[RAW DATA]
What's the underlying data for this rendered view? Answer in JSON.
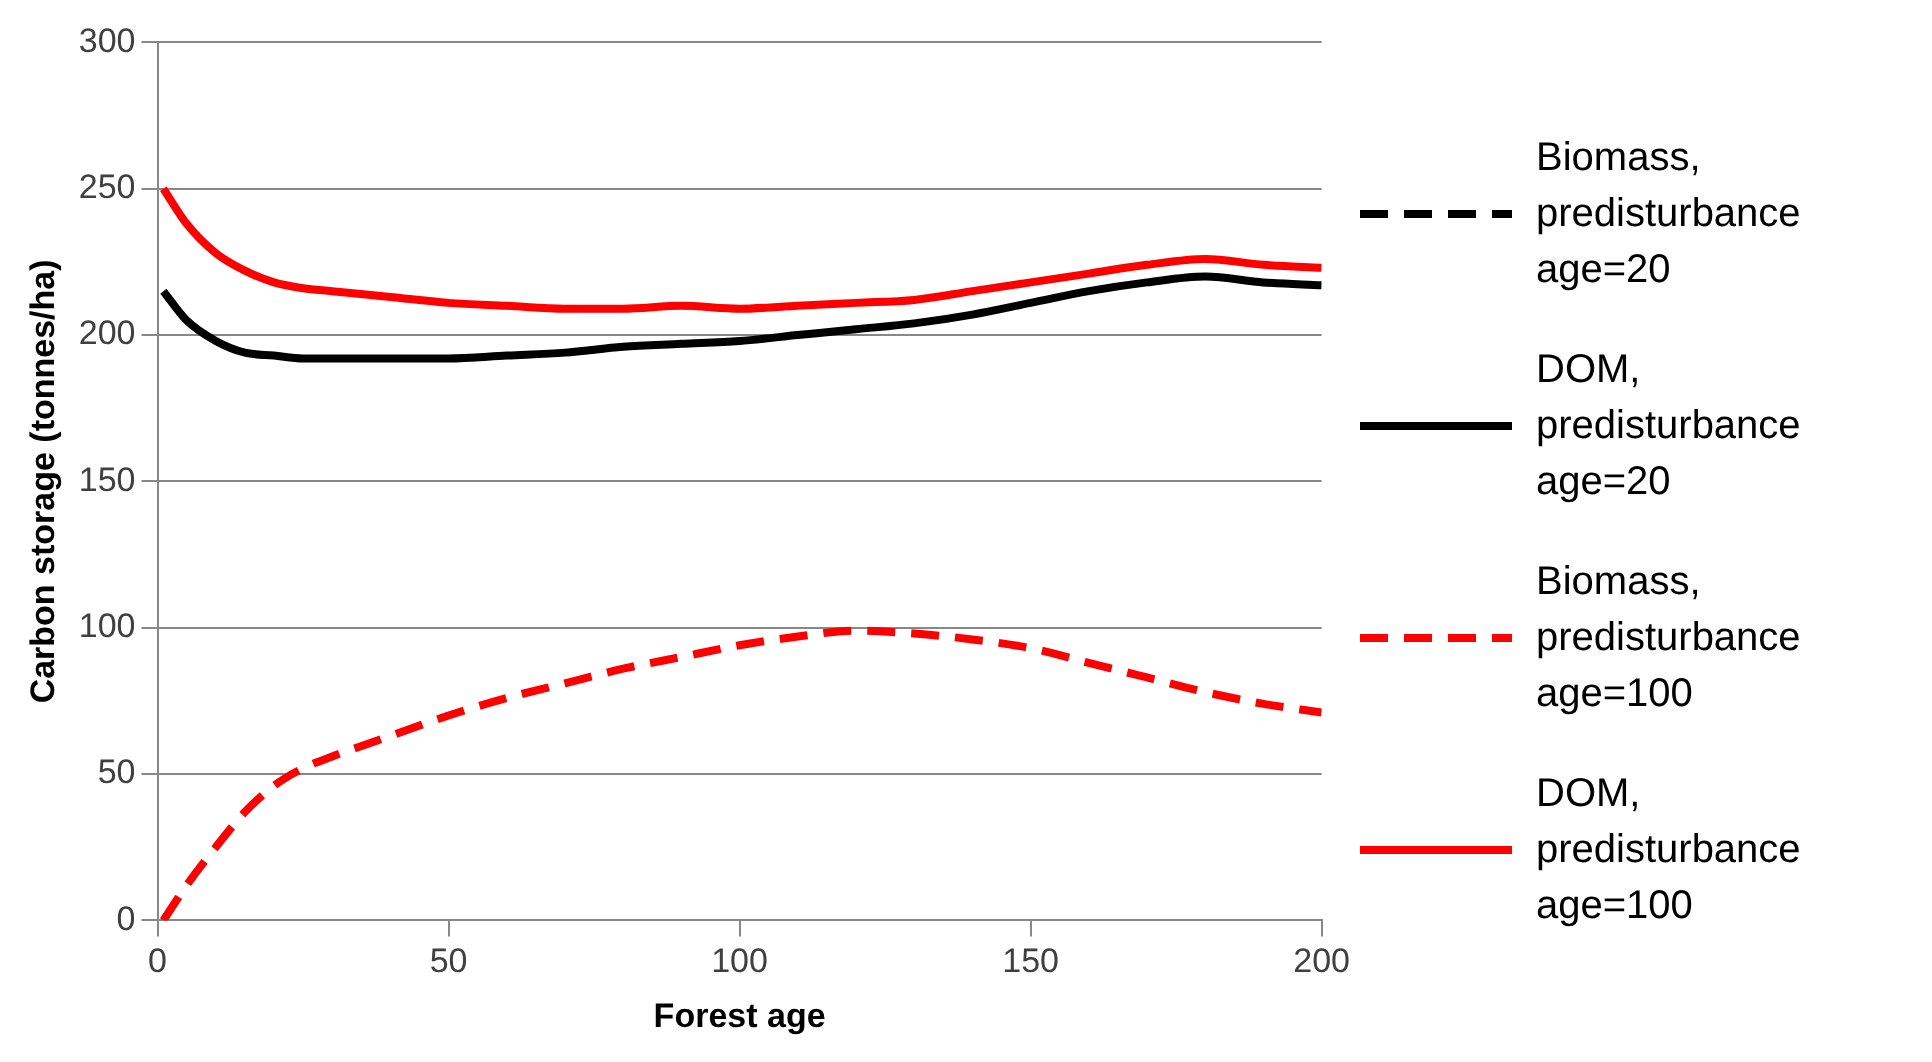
{
  "chart_data": {
    "type": "line",
    "xlabel": "Forest age",
    "ylabel": "Carbon storage (tonnes/ha)",
    "x": [
      1,
      5,
      10,
      15,
      20,
      25,
      30,
      40,
      50,
      60,
      70,
      80,
      90,
      100,
      110,
      120,
      130,
      140,
      150,
      160,
      170,
      180,
      190,
      200
    ],
    "series": [
      {
        "name": "Biomass, predisturbance age=20",
        "color": "#000000",
        "line_style": "dashed",
        "values": [
          null,
          null,
          null,
          null,
          null,
          null,
          null,
          null,
          null,
          null,
          null,
          null,
          null,
          null,
          null,
          null,
          null,
          null,
          null,
          null,
          null,
          null,
          null,
          null
        ]
      },
      {
        "name": "DOM, predisturbance age=20",
        "color": "#000000",
        "line_style": "solid",
        "values": [
          215,
          205,
          198,
          194,
          193,
          192,
          192,
          192,
          192,
          193,
          194,
          196,
          197,
          198,
          200,
          202,
          204,
          207,
          211,
          215,
          218,
          220,
          218,
          217
        ]
      },
      {
        "name": "Biomass, predisturbance age=100",
        "color": "#ff0000",
        "line_style": "dashed",
        "values": [
          0,
          12,
          25,
          37,
          46,
          52,
          56,
          63,
          70,
          76,
          81,
          86,
          90,
          94,
          97,
          99,
          98,
          96,
          93,
          88,
          83,
          78,
          74,
          71
        ]
      },
      {
        "name": "DOM, predisturbance age=100",
        "color": "#ff0000",
        "line_style": "solid",
        "values": [
          250,
          238,
          228,
          222,
          218,
          216,
          215,
          213,
          211,
          210,
          209,
          209,
          210,
          209,
          210,
          211,
          212,
          215,
          218,
          221,
          224,
          226,
          224,
          223
        ]
      }
    ],
    "xlim": [
      0,
      200
    ],
    "xticks": [
      0,
      50,
      100,
      150,
      200
    ],
    "ylim": [
      0,
      300
    ],
    "yticks": [
      0,
      50,
      100,
      150,
      200,
      250,
      300
    ],
    "grid": "y",
    "legend": "right",
    "marker": "none"
  }
}
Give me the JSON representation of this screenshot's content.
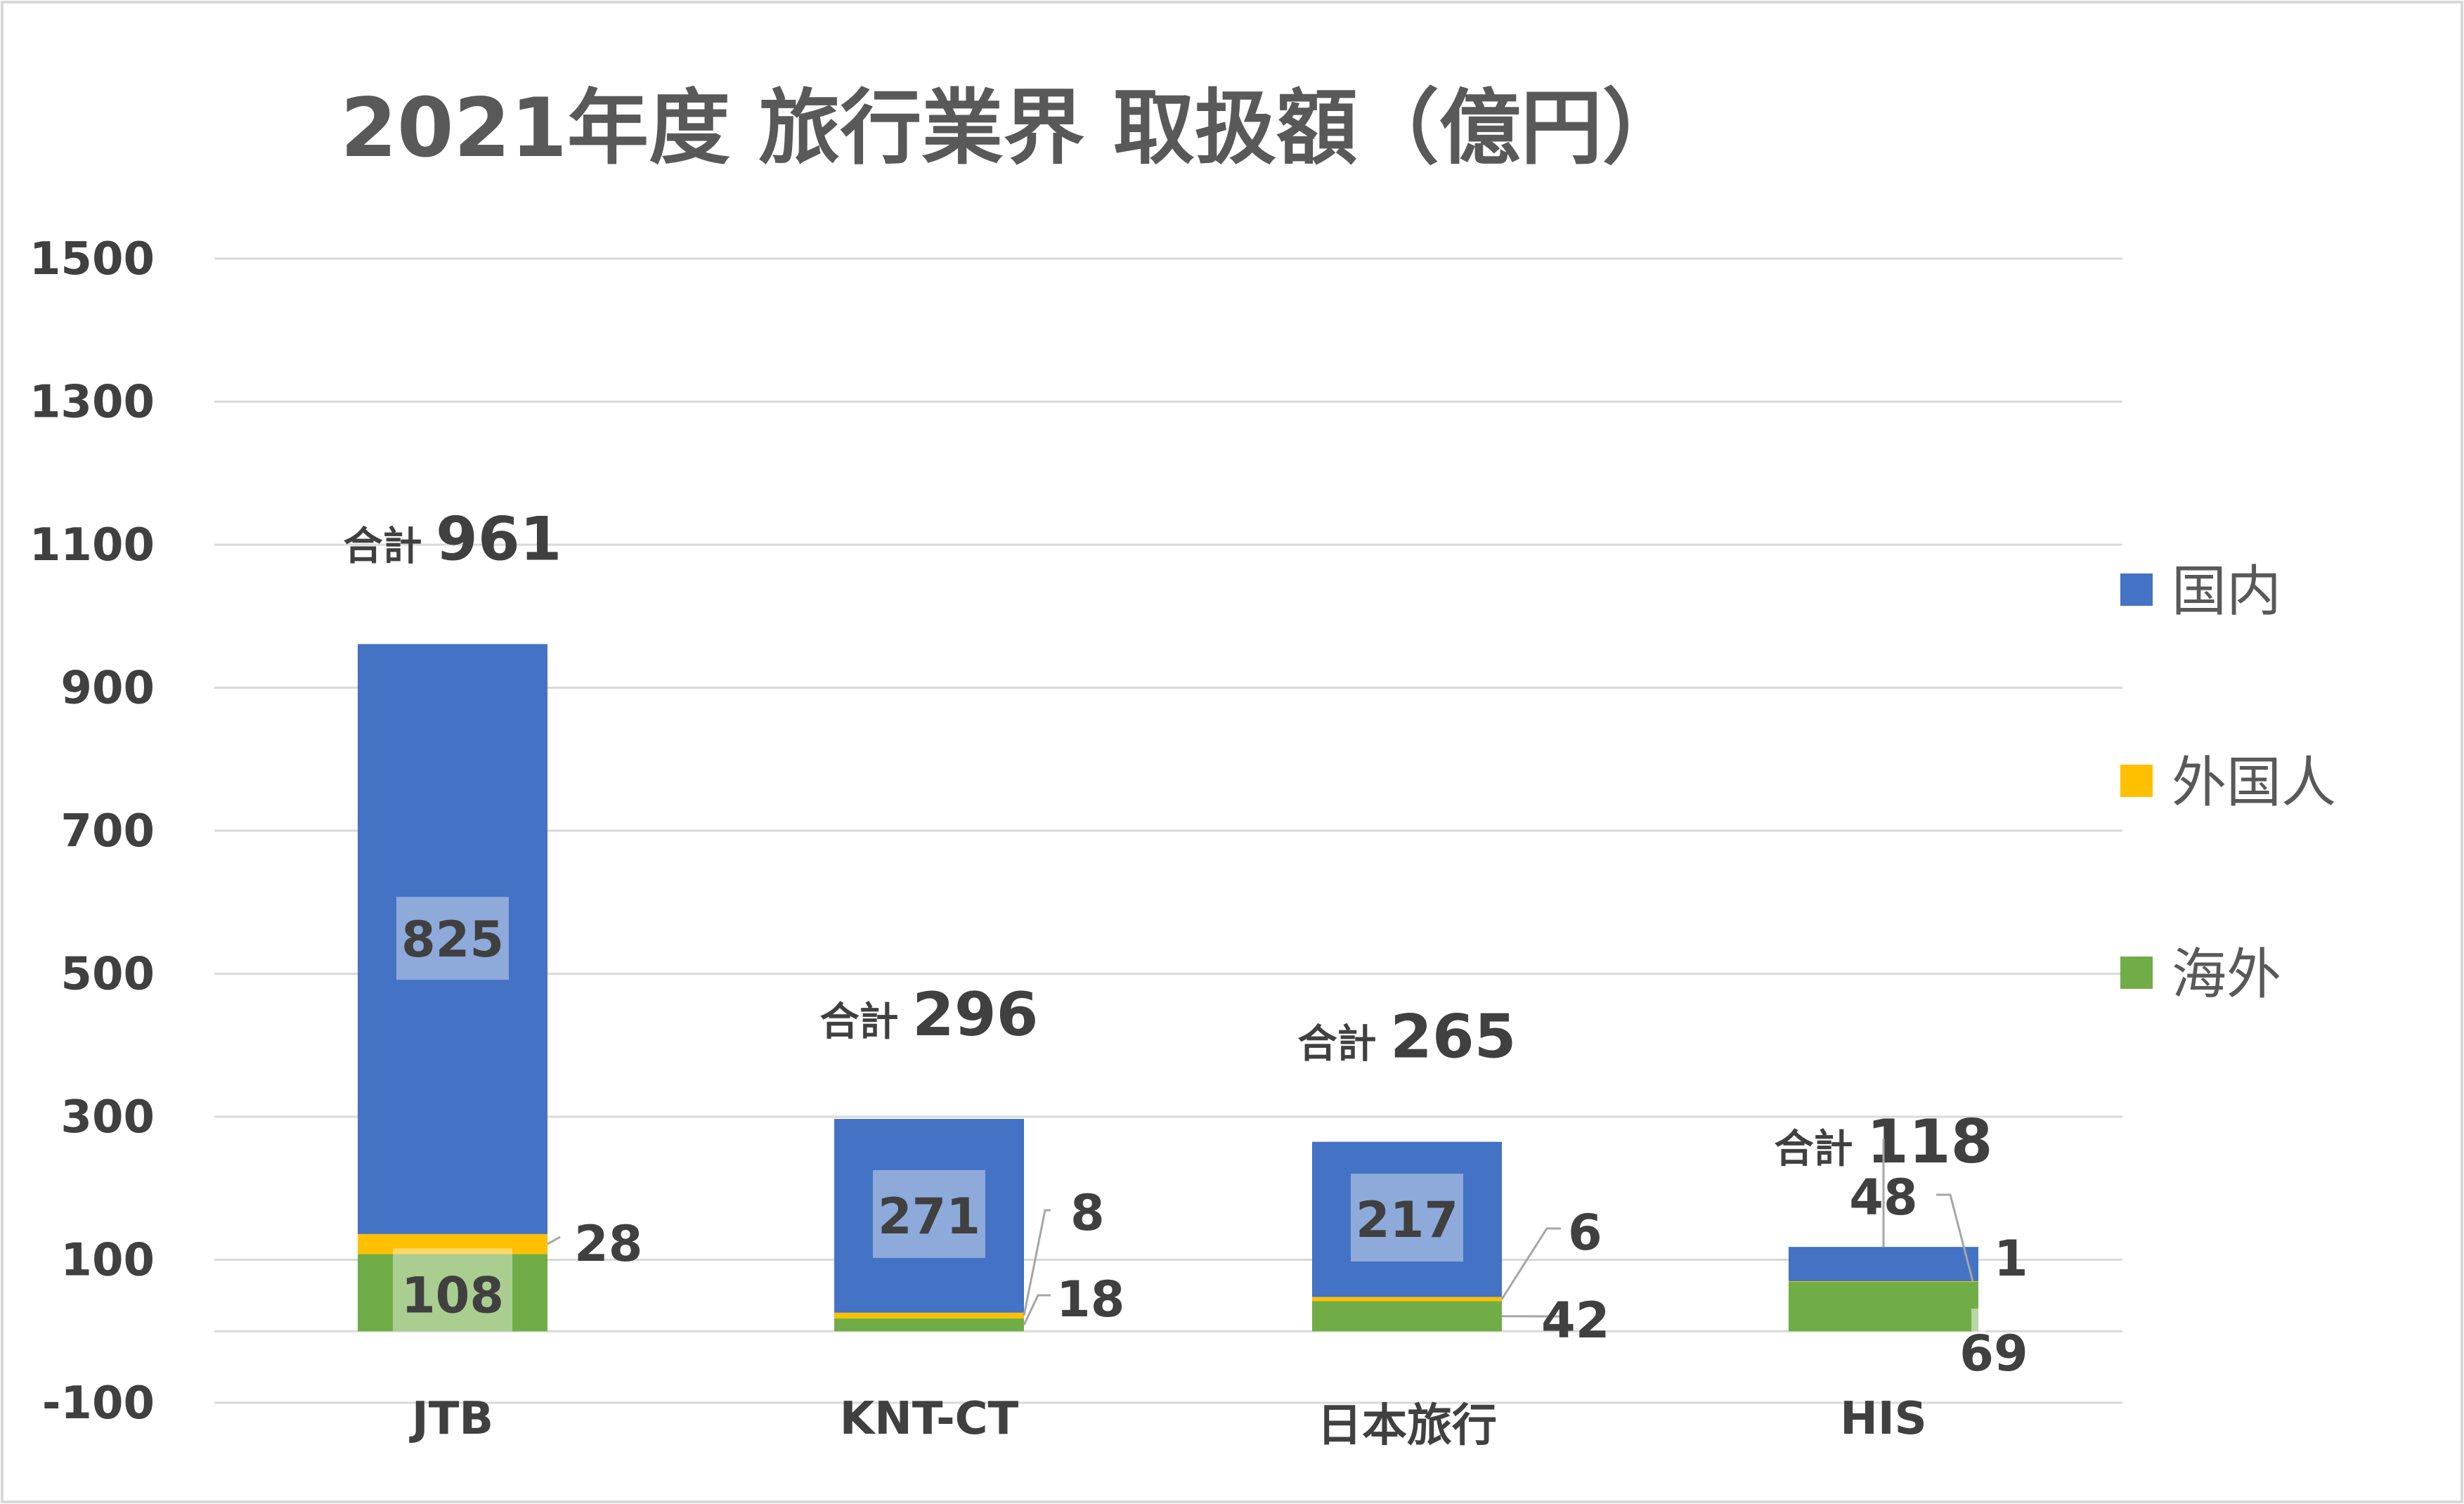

[CHALLENGE] Extract all the data above exactly, excluding every picture.

[OUTPUT FOR THIS EXERCISE]
What's the underlying data for this rendered view? Answer in JSON.
{
  "chart_data": {
    "type": "line",
    "xlabel": "Forest age",
    "ylabel": "Carbon storage (tonnes/ha)",
    "x": [
      1,
      5,
      10,
      15,
      20,
      25,
      30,
      40,
      50,
      60,
      70,
      80,
      90,
      100,
      110,
      120,
      130,
      140,
      150,
      160,
      170,
      180,
      190,
      200
    ],
    "series": [
      {
        "name": "Biomass, predisturbance age=20",
        "color": "#000000",
        "line_style": "dashed",
        "values": [
          null,
          null,
          null,
          null,
          null,
          null,
          null,
          null,
          null,
          null,
          null,
          null,
          null,
          null,
          null,
          null,
          null,
          null,
          null,
          null,
          null,
          null,
          null,
          null
        ]
      },
      {
        "name": "DOM, predisturbance age=20",
        "color": "#000000",
        "line_style": "solid",
        "values": [
          215,
          205,
          198,
          194,
          193,
          192,
          192,
          192,
          192,
          193,
          194,
          196,
          197,
          198,
          200,
          202,
          204,
          207,
          211,
          215,
          218,
          220,
          218,
          217
        ]
      },
      {
        "name": "Biomass, predisturbance age=100",
        "color": "#ff0000",
        "line_style": "dashed",
        "values": [
          0,
          12,
          25,
          37,
          46,
          52,
          56,
          63,
          70,
          76,
          81,
          86,
          90,
          94,
          97,
          99,
          98,
          96,
          93,
          88,
          83,
          78,
          74,
          71
        ]
      },
      {
        "name": "DOM, predisturbance age=100",
        "color": "#ff0000",
        "line_style": "solid",
        "values": [
          250,
          238,
          228,
          222,
          218,
          216,
          215,
          213,
          211,
          210,
          209,
          209,
          210,
          209,
          210,
          211,
          212,
          215,
          218,
          221,
          224,
          226,
          224,
          223
        ]
      }
    ],
    "xlim": [
      0,
      200
    ],
    "xticks": [
      0,
      50,
      100,
      150,
      200
    ],
    "ylim": [
      0,
      300
    ],
    "yticks": [
      0,
      50,
      100,
      150,
      200,
      250,
      300
    ],
    "grid": "y",
    "legend": "right",
    "marker": "none"
  }
}
Give me the JSON representation of this screenshot's content.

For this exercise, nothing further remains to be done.